Stored items from a collection:
=====

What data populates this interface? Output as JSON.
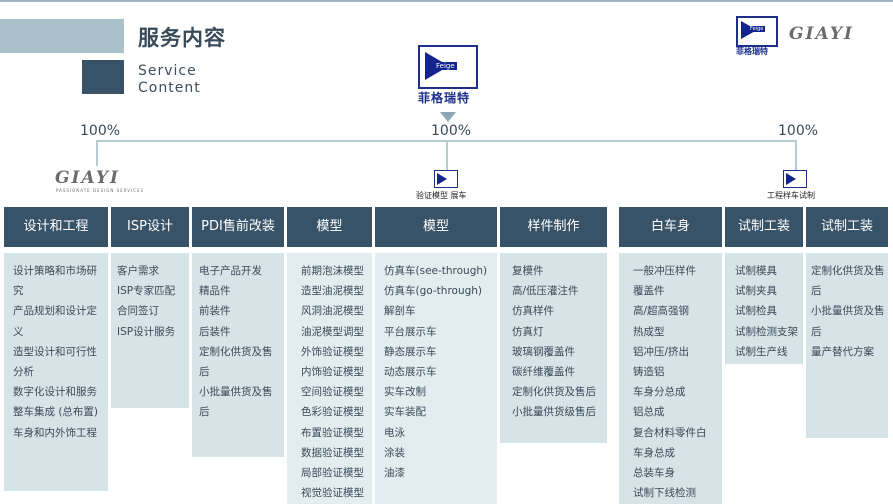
{
  "header": {
    "title": "服务内容",
    "subtitle_line1": "Service",
    "subtitle_line2": "Content"
  },
  "brand": {
    "feige_word": "Feige",
    "feige_cn": "菲格瑞特",
    "giayi_word": "GIAYI",
    "giayi_tagline": "PASSIONATE DESIGN SERVICES"
  },
  "timeline": {
    "left_pct": "100%",
    "center_pct": "100%",
    "right_pct": "100%",
    "center_label": "验证模型 展车",
    "right_label": "工程样车试制"
  },
  "columns": [
    {
      "header": "设计和工程",
      "items": [
        "设计策略和市场研究",
        "产品规划和设计定义",
        "造型设计和可行性分析",
        "数字化设计和服务",
        "整车集成 (总布置)",
        "车身和内外饰工程"
      ]
    },
    {
      "header": "ISP设计",
      "items": [
        "客户需求",
        "ISP专家匹配",
        "合同签订",
        "ISP设计服务"
      ]
    },
    {
      "header": "PDI售前改装",
      "items": [
        "电子产品开发",
        "精品件",
        "前装件",
        "后装件",
        "定制化供货及售后",
        "小批量供货及售后"
      ]
    },
    {
      "header": "模型",
      "items": [
        "前期泡沫模型",
        "造型油泥模型",
        "风洞油泥模型",
        "油泥模型调型",
        "外饰验证模型",
        "内饰验证模型",
        "空间验证模型",
        "色彩验证模型",
        "布置验证模型",
        "数据验证模型",
        "局部验证模型",
        "视觉验证模型"
      ]
    },
    {
      "header": "模型",
      "items": [
        "仿真车(see-through)",
        "仿真车(go-through)",
        "解剖车",
        "平台展示车",
        "静态展示车",
        "动态展示车",
        "实车改制",
        "实车装配",
        "电泳",
        "涂装",
        "油漆"
      ]
    },
    {
      "header": "样件制作",
      "items": [
        "复模件",
        "高/低压灌注件",
        "仿真样件",
        "仿真灯",
        "玻璃钢覆盖件",
        "碳纤维覆盖件",
        "定制化供货及售后",
        "小批量供货级售后"
      ]
    },
    {
      "header": "白车身",
      "items": [
        "一般冲压样件",
        "覆盖件",
        "高/超高强钢",
        "热成型",
        "铝冲压/挤出",
        "铸造铝",
        "车身分总成",
        "铝总成",
        "复合材料零件白",
        "车身总成",
        "总装车身",
        "试制下线检测"
      ]
    },
    {
      "header": "试制工装",
      "items": [
        "试制模具",
        "试制夹具",
        "试制检具",
        "试制检测支架",
        "试制生产线"
      ]
    },
    {
      "header": "试制工装",
      "items": [
        "定制化供货及售后",
        "小批量供货及售后",
        "量产替代方案"
      ]
    }
  ]
}
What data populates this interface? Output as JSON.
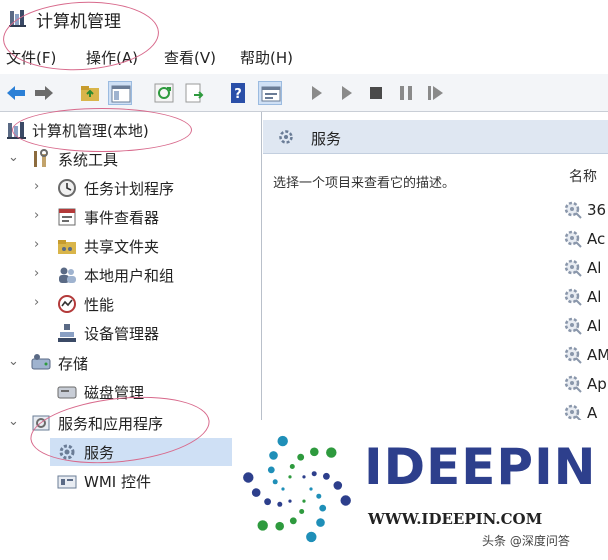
{
  "window": {
    "title": "计算机管理"
  },
  "menu": [
    {
      "label": "文件(F)"
    },
    {
      "label": "操作(A)"
    },
    {
      "label": "查看(V)"
    },
    {
      "label": "帮助(H)"
    }
  ],
  "toolbar": {
    "buttons": [
      "back-arrow-icon",
      "forward-arrow-icon",
      "up-folder-icon",
      "show-hide-tree-icon",
      "refresh-icon",
      "export-list-icon",
      "help-icon",
      "properties-icon",
      "play-icon",
      "play-next-icon",
      "stop-icon",
      "pause-icon",
      "restart-icon"
    ]
  },
  "tree": {
    "root": {
      "label": "计算机管理(本地)",
      "icon": "computer-management-icon"
    },
    "system_tools": {
      "label": "系统工具",
      "icon": "tools-icon",
      "children": [
        {
          "label": "任务计划程序",
          "icon": "clock-icon"
        },
        {
          "label": "事件查看器",
          "icon": "event-viewer-icon"
        },
        {
          "label": "共享文件夹",
          "icon": "shared-folder-icon"
        },
        {
          "label": "本地用户和组",
          "icon": "users-icon"
        },
        {
          "label": "性能",
          "icon": "performance-icon"
        },
        {
          "label": "设备管理器",
          "icon": "device-manager-icon"
        }
      ]
    },
    "storage": {
      "label": "存储",
      "icon": "storage-icon",
      "children": [
        {
          "label": "磁盘管理",
          "icon": "disk-icon"
        }
      ]
    },
    "services_apps": {
      "label": "服务和应用程序",
      "icon": "services-apps-icon",
      "children": [
        {
          "label": "服务",
          "icon": "services-gear-icon"
        },
        {
          "label": "WMI 控件",
          "icon": "wmi-icon"
        }
      ]
    }
  },
  "content": {
    "header_title": "服务",
    "description": "选择一个项目来查看它的描述。",
    "column_header": "名称",
    "services": [
      "36",
      "Ac",
      "Al",
      "Al",
      "Al",
      "AM",
      "Ap",
      "A"
    ]
  },
  "watermark": {
    "brand": "IDEEPIN",
    "url": "WWW.IDEEPIN.COM",
    "tag": "头条 @深度问答"
  },
  "colors": {
    "annotation": "#d86a8c",
    "header_band": "#dfe7f2",
    "brand": "#2d3f8c"
  }
}
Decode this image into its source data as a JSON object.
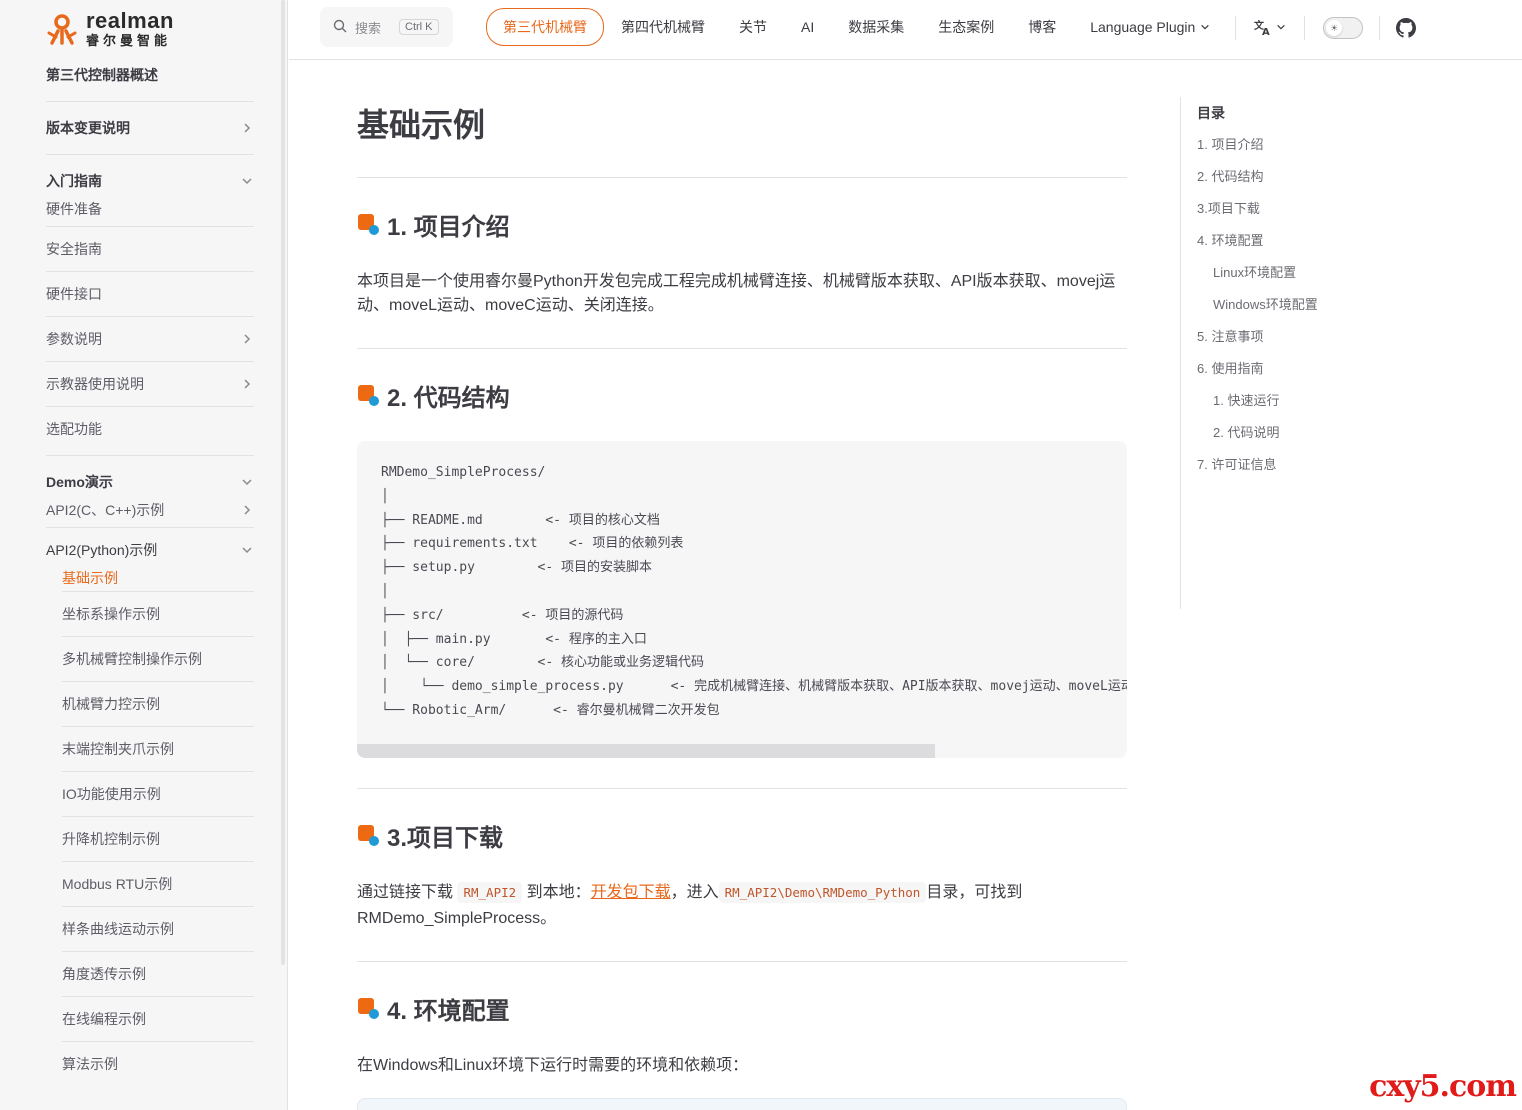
{
  "brand": {
    "name_en": "realman",
    "name_cn": "睿尔曼智能",
    "color": "#e8691c"
  },
  "search": {
    "placeholder": "搜索",
    "shortcut": "Ctrl K"
  },
  "topnav": {
    "items": [
      "第三代机械臂",
      "第四代机械臂",
      "关节",
      "AI",
      "数据采集",
      "生态案例",
      "博客",
      "Language Plugin"
    ],
    "active": "第三代机械臂"
  },
  "sidebar": {
    "overview": "第三代控制器概述",
    "changelog": "版本变更说明",
    "getting_started": "入门指南",
    "gs_items": [
      "硬件准备",
      "安全指南",
      "硬件接口",
      "参数说明",
      "示教器使用说明",
      "选配功能"
    ],
    "demo": "Demo演示",
    "api2_c": "API2(C、C++)示例",
    "api2_python": "API2(Python)示例",
    "python_items": [
      "基础示例",
      "坐标系操作示例",
      "多机械臂控制操作示例",
      "机械臂力控示例",
      "末端控制夹爪示例",
      "IO功能使用示例",
      "升降机控制示例",
      "Modbus RTU示例",
      "样条曲线运动示例",
      "角度透传示例",
      "在线编程示例",
      "算法示例"
    ]
  },
  "page": {
    "title": "基础示例",
    "s1_title": "1. 项目介绍",
    "s1_text": "本项目是一个使用睿尔曼Python开发包完成工程完成机械臂连接、机械臂版本获取、API版本获取、movej运动、moveL运动、moveC运动、关闭连接。",
    "s2_title": "2. 代码结构",
    "code": [
      "RMDemo_SimpleProcess/",
      "│",
      "├── README.md        <- 项目的核心文档",
      "├── requirements.txt    <- 项目的依赖列表",
      "├── setup.py        <- 项目的安装脚本",
      "│",
      "├── src/          <- 项目的源代码",
      "│  ├── main.py       <- 程序的主入口",
      "│  └── core/        <- 核心功能或业务逻辑代码",
      "│    └── demo_simple_process.py      <- 完成机械臂连接、机械臂版本获取、API版本获取、movej运动、moveL运动",
      "└── Robotic_Arm/      <- 睿尔曼机械臂二次开发包"
    ],
    "s3_title": "3.项目下载",
    "s3_pre": "通过链接下载",
    "s3_code1": "RM_API2",
    "s3_mid": "到本地：",
    "s3_link": "开发包下载",
    "s3_mid2": "，进入",
    "s3_code2": "RM_API2\\Demo\\RMDemo_Python",
    "s3_post": "目录，可找到",
    "s3_line2": "RMDemo_SimpleProcess。",
    "s4_title": "4. 环境配置",
    "s4_text": "在Windows和Linux环境下运行时需要的环境和依赖项："
  },
  "toc": {
    "title": "目录",
    "items": [
      "1. 项目介绍",
      "2. 代码结构",
      "3.项目下载",
      "4. 环境配置",
      "Linux环境配置",
      "Windows环境配置",
      "5. 注意事项",
      "6. 使用指南",
      "1. 快速运行",
      "2. 代码说明",
      "7. 许可证信息"
    ]
  },
  "watermark": "cxy5.com"
}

=====

DIRECTION:
Skip the images and write out the rest of the listing exactly.

SOLUTION TO THIS PROBLEM:
What data populates this interface? Output as JSON.
{
  "header": {
    "title": "服务内容",
    "subtitle_line1": "Service",
    "subtitle_line2": "Content"
  },
  "brand": {
    "feige_word": "Feige",
    "feige_cn": "菲格瑞特",
    "giayi_word": "GIAYI",
    "giayi_tagline": "PASSIONATE DESIGN SERVICES"
  },
  "timeline": {
    "left_pct": "100%",
    "center_pct": "100%",
    "right_pct": "100%",
    "center_label": "验证模型 展车",
    "right_label": "工程样车试制"
  },
  "columns": [
    {
      "header": "设计和工程",
      "items": [
        "设计策略和市场研究",
        "产品规划和设计定义",
        "造型设计和可行性分析",
        "数字化设计和服务",
        "整车集成 (总布置)",
        "车身和内外饰工程"
      ]
    },
    {
      "header": "ISP设计",
      "items": [
        "客户需求",
        "ISP专家匹配",
        "合同签订",
        "ISP设计服务"
      ]
    },
    {
      "header": "PDI售前改装",
      "items": [
        "电子产品开发",
        "精品件",
        "前装件",
        "后装件",
        "定制化供货及售后",
        "小批量供货及售后"
      ]
    },
    {
      "header": "模型",
      "items": [
        "前期泡沫模型",
        "造型油泥模型",
        "风洞油泥模型",
        "油泥模型调型",
        "外饰验证模型",
        "内饰验证模型",
        "空间验证模型",
        "色彩验证模型",
        "布置验证模型",
        "数据验证模型",
        "局部验证模型",
        "视觉验证模型"
      ]
    },
    {
      "header": "模型",
      "items": [
        "仿真车(see-through)",
        "仿真车(go-through)",
        "解剖车",
        "平台展示车",
        "静态展示车",
        "动态展示车",
        "实车改制",
        "实车装配",
        "电泳",
        "涂装",
        "油漆"
      ]
    },
    {
      "header": "样件制作",
      "items": [
        "复模件",
        "高/低压灌注件",
        "仿真样件",
        "仿真灯",
        "玻璃钢覆盖件",
        "碳纤维覆盖件",
        "定制化供货及售后",
        "小批量供货级售后"
      ]
    },
    {
      "header": "白车身",
      "items": [
        "一般冲压样件",
        "覆盖件",
        "高/超高强钢",
        "热成型",
        "铝冲压/挤出",
        "铸造铝",
        "车身分总成",
        "铝总成",
        "复合材料零件白",
        "车身总成",
        "总装车身",
        "试制下线检测"
      ]
    },
    {
      "header": "试制工装",
      "items": [
        "试制模具",
        "试制夹具",
        "试制检具",
        "试制检测支架",
        "试制生产线"
      ]
    },
    {
      "header": "试制工装",
      "items": [
        "定制化供货及售后",
        "小批量供货及售后",
        "量产替代方案"
      ]
    }
  ]
}
What data populates this interface? Output as JSON.
{
  "window": {
    "title": "计算机管理"
  },
  "menu": [
    {
      "label": "文件(F)"
    },
    {
      "label": "操作(A)"
    },
    {
      "label": "查看(V)"
    },
    {
      "label": "帮助(H)"
    }
  ],
  "toolbar": {
    "buttons": [
      "back-arrow-icon",
      "forward-arrow-icon",
      "up-folder-icon",
      "show-hide-tree-icon",
      "refresh-icon",
      "export-list-icon",
      "help-icon",
      "properties-icon",
      "play-icon",
      "play-next-icon",
      "stop-icon",
      "pause-icon",
      "restart-icon"
    ]
  },
  "tree": {
    "root": {
      "label": "计算机管理(本地)",
      "icon": "computer-management-icon"
    },
    "system_tools": {
      "label": "系统工具",
      "icon": "tools-icon",
      "children": [
        {
          "label": "任务计划程序",
          "icon": "clock-icon"
        },
        {
          "label": "事件查看器",
          "icon": "event-viewer-icon"
        },
        {
          "label": "共享文件夹",
          "icon": "shared-folder-icon"
        },
        {
          "label": "本地用户和组",
          "icon": "users-icon"
        },
        {
          "label": "性能",
          "icon": "performance-icon"
        },
        {
          "label": "设备管理器",
          "icon": "device-manager-icon"
        }
      ]
    },
    "storage": {
      "label": "存储",
      "icon": "storage-icon",
      "children": [
        {
          "label": "磁盘管理",
          "icon": "disk-icon"
        }
      ]
    },
    "services_apps": {
      "label": "服务和应用程序",
      "icon": "services-apps-icon",
      "children": [
        {
          "label": "服务",
          "icon": "services-gear-icon"
        },
        {
          "label": "WMI 控件",
          "icon": "wmi-icon"
        }
      ]
    }
  },
  "content": {
    "header_title": "服务",
    "description": "选择一个项目来查看它的描述。",
    "column_header": "名称",
    "services": [
      "36",
      "Ac",
      "Al",
      "Al",
      "Al",
      "AM",
      "Ap",
      "A"
    ]
  },
  "watermark": {
    "brand": "IDEEPIN",
    "url": "WWW.IDEEPIN.COM",
    "tag": "头条 @深度问答"
  },
  "colors": {
    "annotation": "#d86a8c",
    "header_band": "#dfe7f2",
    "brand": "#2d3f8c"
  }
}
Decode this image into its source data as a JSON object.
{
  "brand": {
    "name_en": "realman",
    "name_cn": "睿尔曼智能",
    "color": "#e8691c"
  },
  "search": {
    "placeholder": "搜索",
    "shortcut": "Ctrl K"
  },
  "topnav": {
    "items": [
      "第三代机械臂",
      "第四代机械臂",
      "关节",
      "AI",
      "数据采集",
      "生态案例",
      "博客",
      "Language Plugin"
    ],
    "active": "第三代机械臂"
  },
  "sidebar": {
    "overview": "第三代控制器概述",
    "changelog": "版本变更说明",
    "getting_started": "入门指南",
    "gs_items": [
      "硬件准备",
      "安全指南",
      "硬件接口",
      "参数说明",
      "示教器使用说明",
      "选配功能"
    ],
    "demo": "Demo演示",
    "api2_c": "API2(C、C++)示例",
    "api2_python": "API2(Python)示例",
    "python_items": [
      "基础示例",
      "坐标系操作示例",
      "多机械臂控制操作示例",
      "机械臂力控示例",
      "末端控制夹爪示例",
      "IO功能使用示例",
      "升降机控制示例",
      "Modbus RTU示例",
      "样条曲线运动示例",
      "角度透传示例",
      "在线编程示例",
      "算法示例"
    ]
  },
  "page": {
    "title": "基础示例",
    "s1_title": "1. 项目介绍",
    "s1_text": "本项目是一个使用睿尔曼Python开发包完成工程完成机械臂连接、机械臂版本获取、API版本获取、movej运动、moveL运动、moveC运动、关闭连接。",
    "s2_title": "2. 代码结构",
    "code": [
      "RMDemo_SimpleProcess/",
      "│",
      "├── README.md        <- 项目的核心文档",
      "├── requirements.txt    <- 项目的依赖列表",
      "├── setup.py        <- 项目的安装脚本",
      "│",
      "├── src/          <- 项目的源代码",
      "│  ├── main.py       <- 程序的主入口",
      "│  └── core/        <- 核心功能或业务逻辑代码",
      "│    └── demo_simple_process.py      <- 完成机械臂连接、机械臂版本获取、API版本获取、movej运动、moveL运动",
      "└── Robotic_Arm/      <- 睿尔曼机械臂二次开发包"
    ],
    "s3_title": "3.项目下载",
    "s3_pre": "通过链接下载",
    "s3_code1": "RM_API2",
    "s3_mid": "到本地：",
    "s3_link": "开发包下载",
    "s3_mid2": "，进入",
    "s3_code2": "RM_API2\\Demo\\RMDemo_Python",
    "s3_post": "目录，可找到",
    "s3_line2": "RMDemo_SimpleProcess。",
    "s4_title": "4. 环境配置",
    "s4_text": "在Windows和Linux环境下运行时需要的环境和依赖项："
  },
  "toc": {
    "title": "目录",
    "items": [
      "1. 项目介绍",
      "2. 代码结构",
      "3.项目下载",
      "4. 环境配置",
      "Linux环境配置",
      "Windows环境配置",
      "5. 注意事项",
      "6. 使用指南",
      "1. 快速运行",
      "2. 代码说明",
      "7. 许可证信息"
    ]
  },
  "watermark": "cxy5.com"
}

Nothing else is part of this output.